### WHAT THE TASK ASKS
Scan the material that follows. Copy every line containing the word "beacons".

### RECORDS SUPPLIED
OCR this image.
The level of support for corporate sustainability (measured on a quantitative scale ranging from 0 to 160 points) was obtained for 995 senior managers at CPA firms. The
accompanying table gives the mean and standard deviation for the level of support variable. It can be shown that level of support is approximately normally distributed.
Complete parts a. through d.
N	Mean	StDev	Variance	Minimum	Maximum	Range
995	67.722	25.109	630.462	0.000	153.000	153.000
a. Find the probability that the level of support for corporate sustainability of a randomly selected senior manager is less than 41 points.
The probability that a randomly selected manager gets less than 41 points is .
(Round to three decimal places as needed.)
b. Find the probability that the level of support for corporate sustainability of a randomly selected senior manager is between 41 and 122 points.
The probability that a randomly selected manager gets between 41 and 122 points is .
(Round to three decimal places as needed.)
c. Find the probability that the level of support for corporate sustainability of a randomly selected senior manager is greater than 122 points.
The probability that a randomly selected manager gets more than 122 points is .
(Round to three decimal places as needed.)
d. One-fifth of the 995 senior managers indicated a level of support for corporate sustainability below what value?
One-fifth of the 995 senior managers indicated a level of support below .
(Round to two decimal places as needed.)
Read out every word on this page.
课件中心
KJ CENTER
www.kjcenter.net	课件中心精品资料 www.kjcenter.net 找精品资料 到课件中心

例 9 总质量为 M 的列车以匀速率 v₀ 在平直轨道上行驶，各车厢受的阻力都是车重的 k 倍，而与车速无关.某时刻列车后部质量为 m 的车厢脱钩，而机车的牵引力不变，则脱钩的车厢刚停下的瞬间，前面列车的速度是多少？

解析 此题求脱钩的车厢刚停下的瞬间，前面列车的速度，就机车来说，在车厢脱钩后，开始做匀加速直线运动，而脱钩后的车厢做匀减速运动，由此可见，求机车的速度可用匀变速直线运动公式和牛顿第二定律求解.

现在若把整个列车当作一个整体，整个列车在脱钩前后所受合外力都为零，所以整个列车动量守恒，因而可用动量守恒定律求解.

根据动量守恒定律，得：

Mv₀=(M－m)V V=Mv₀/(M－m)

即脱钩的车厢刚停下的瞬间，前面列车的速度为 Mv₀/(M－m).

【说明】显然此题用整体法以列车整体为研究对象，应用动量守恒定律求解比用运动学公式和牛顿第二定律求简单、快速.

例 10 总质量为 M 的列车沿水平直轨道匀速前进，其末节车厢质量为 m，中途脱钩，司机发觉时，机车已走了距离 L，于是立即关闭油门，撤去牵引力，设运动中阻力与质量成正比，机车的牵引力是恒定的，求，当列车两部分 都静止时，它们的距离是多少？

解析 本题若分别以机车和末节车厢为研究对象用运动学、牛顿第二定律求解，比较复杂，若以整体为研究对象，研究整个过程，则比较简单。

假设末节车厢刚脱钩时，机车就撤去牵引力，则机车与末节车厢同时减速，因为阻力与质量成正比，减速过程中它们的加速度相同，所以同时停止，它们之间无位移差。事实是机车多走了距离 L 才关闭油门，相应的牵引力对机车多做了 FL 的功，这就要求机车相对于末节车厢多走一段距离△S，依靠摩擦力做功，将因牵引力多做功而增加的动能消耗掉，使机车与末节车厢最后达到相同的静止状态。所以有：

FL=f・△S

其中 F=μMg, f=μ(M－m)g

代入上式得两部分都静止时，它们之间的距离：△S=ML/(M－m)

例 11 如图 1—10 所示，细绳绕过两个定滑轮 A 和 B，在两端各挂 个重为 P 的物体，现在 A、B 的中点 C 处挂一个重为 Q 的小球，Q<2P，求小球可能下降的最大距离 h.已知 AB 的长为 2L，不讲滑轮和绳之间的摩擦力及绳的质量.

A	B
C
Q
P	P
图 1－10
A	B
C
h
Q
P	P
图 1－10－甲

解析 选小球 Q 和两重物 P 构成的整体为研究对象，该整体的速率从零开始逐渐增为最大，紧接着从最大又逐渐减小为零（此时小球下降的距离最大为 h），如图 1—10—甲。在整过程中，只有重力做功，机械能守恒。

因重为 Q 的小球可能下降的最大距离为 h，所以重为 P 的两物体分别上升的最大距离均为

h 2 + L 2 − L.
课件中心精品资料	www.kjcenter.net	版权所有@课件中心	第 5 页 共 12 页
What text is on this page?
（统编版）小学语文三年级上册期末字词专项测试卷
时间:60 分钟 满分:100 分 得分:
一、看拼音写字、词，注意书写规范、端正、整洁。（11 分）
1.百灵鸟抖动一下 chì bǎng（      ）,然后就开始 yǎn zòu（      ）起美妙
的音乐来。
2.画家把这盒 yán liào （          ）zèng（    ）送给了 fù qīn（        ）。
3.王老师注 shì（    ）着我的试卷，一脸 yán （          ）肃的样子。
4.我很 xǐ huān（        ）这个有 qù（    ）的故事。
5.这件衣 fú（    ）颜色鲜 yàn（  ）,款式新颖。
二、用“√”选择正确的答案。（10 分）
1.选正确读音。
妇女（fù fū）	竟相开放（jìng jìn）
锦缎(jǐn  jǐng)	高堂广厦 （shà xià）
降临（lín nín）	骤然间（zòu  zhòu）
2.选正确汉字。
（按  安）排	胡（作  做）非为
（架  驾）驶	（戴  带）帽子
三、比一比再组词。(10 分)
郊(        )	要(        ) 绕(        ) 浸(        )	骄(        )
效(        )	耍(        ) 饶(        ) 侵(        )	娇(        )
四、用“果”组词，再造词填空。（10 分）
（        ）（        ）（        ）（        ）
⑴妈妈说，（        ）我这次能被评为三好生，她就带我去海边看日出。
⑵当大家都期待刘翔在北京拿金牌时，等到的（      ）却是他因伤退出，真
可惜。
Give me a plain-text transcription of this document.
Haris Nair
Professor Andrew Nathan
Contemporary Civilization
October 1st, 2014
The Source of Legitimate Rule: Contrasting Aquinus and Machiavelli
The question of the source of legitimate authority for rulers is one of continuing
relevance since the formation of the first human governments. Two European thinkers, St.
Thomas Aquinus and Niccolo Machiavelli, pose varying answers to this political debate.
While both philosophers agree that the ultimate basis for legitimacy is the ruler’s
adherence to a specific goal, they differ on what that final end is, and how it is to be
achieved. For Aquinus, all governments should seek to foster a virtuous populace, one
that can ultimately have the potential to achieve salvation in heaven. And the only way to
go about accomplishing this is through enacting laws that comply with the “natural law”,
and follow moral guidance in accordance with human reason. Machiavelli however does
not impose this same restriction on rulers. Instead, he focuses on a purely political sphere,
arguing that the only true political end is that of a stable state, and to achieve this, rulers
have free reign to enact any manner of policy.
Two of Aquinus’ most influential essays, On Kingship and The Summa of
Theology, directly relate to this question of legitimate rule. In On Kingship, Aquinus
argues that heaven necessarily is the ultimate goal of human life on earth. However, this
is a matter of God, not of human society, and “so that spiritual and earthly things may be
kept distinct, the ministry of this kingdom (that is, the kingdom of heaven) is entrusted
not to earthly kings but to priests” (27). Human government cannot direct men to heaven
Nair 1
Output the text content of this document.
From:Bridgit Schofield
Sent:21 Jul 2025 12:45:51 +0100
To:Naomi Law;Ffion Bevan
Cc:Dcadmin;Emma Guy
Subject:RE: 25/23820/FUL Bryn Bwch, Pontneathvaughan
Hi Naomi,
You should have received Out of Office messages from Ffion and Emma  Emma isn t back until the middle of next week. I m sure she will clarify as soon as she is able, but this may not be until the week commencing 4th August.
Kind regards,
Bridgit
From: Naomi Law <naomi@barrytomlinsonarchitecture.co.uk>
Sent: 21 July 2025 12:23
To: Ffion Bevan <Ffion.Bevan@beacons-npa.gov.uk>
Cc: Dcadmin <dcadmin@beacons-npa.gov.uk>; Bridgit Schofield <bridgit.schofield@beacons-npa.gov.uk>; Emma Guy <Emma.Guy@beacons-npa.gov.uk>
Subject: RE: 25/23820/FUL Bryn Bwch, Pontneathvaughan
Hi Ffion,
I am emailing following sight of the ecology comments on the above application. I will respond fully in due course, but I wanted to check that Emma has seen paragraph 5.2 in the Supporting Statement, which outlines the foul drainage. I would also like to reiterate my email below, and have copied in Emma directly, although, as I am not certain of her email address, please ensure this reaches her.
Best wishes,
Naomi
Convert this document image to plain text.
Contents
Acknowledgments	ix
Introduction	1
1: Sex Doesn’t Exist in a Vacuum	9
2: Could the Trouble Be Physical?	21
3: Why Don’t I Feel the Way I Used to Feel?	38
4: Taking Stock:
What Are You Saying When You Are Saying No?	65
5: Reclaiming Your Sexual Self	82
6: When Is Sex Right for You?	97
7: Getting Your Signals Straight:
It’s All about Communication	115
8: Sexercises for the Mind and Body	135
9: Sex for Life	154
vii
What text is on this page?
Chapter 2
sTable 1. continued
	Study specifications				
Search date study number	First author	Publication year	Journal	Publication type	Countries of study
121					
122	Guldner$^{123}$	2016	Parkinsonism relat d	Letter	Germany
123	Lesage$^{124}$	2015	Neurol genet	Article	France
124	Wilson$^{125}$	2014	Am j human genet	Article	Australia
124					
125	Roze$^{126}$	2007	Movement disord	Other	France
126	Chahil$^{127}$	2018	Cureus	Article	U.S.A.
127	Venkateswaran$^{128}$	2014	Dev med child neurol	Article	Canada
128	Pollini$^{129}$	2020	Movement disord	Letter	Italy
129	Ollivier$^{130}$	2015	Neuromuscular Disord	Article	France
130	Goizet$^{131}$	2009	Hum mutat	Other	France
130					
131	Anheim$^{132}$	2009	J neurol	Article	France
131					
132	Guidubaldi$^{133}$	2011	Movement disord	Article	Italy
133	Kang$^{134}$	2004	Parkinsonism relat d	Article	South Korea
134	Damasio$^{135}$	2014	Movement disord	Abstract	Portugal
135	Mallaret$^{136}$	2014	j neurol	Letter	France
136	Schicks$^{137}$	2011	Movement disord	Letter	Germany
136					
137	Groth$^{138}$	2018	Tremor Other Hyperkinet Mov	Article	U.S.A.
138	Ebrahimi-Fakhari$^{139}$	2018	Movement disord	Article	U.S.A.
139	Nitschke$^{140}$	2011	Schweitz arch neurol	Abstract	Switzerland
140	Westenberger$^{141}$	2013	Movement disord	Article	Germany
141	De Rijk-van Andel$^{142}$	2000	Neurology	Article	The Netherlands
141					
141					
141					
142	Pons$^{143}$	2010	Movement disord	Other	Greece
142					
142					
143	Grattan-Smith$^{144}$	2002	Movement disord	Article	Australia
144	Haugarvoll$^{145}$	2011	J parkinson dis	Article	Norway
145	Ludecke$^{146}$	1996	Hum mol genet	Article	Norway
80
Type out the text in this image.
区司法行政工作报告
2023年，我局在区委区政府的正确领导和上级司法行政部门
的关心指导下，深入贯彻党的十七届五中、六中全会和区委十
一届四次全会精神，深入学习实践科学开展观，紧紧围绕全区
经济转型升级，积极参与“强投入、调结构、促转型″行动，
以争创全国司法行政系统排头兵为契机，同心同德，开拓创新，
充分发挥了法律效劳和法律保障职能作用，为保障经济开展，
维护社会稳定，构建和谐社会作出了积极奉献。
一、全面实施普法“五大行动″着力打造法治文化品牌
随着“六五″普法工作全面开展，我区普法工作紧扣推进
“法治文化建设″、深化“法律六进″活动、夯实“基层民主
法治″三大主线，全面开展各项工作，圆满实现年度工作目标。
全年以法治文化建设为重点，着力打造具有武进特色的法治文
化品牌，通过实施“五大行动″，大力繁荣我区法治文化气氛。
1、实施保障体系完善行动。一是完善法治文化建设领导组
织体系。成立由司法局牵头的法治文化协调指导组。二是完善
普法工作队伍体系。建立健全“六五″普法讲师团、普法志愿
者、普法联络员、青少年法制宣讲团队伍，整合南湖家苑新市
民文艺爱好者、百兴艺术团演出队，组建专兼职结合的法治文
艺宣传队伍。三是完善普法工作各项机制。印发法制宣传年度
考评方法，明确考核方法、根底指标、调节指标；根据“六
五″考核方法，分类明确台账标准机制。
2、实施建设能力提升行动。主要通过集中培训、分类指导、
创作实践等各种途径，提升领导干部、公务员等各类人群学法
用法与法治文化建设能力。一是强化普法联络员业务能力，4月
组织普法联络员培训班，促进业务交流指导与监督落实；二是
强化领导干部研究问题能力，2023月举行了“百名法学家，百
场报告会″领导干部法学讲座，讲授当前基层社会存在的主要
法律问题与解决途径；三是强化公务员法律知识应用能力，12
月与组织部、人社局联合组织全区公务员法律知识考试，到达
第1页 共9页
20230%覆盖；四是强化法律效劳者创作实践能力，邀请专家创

### SOLUTION
To: Ffion Bevan <Ffion.Bevan@beacons-npa.gov.uk>
Cc: Dcadmin <dcadmin@beacons-npa.gov.uk>; Bridgit Schofield <bridgit.schofield@beacons-npa.gov.uk>; Emma Guy <Emma.Guy@beacons-npa.gov.uk>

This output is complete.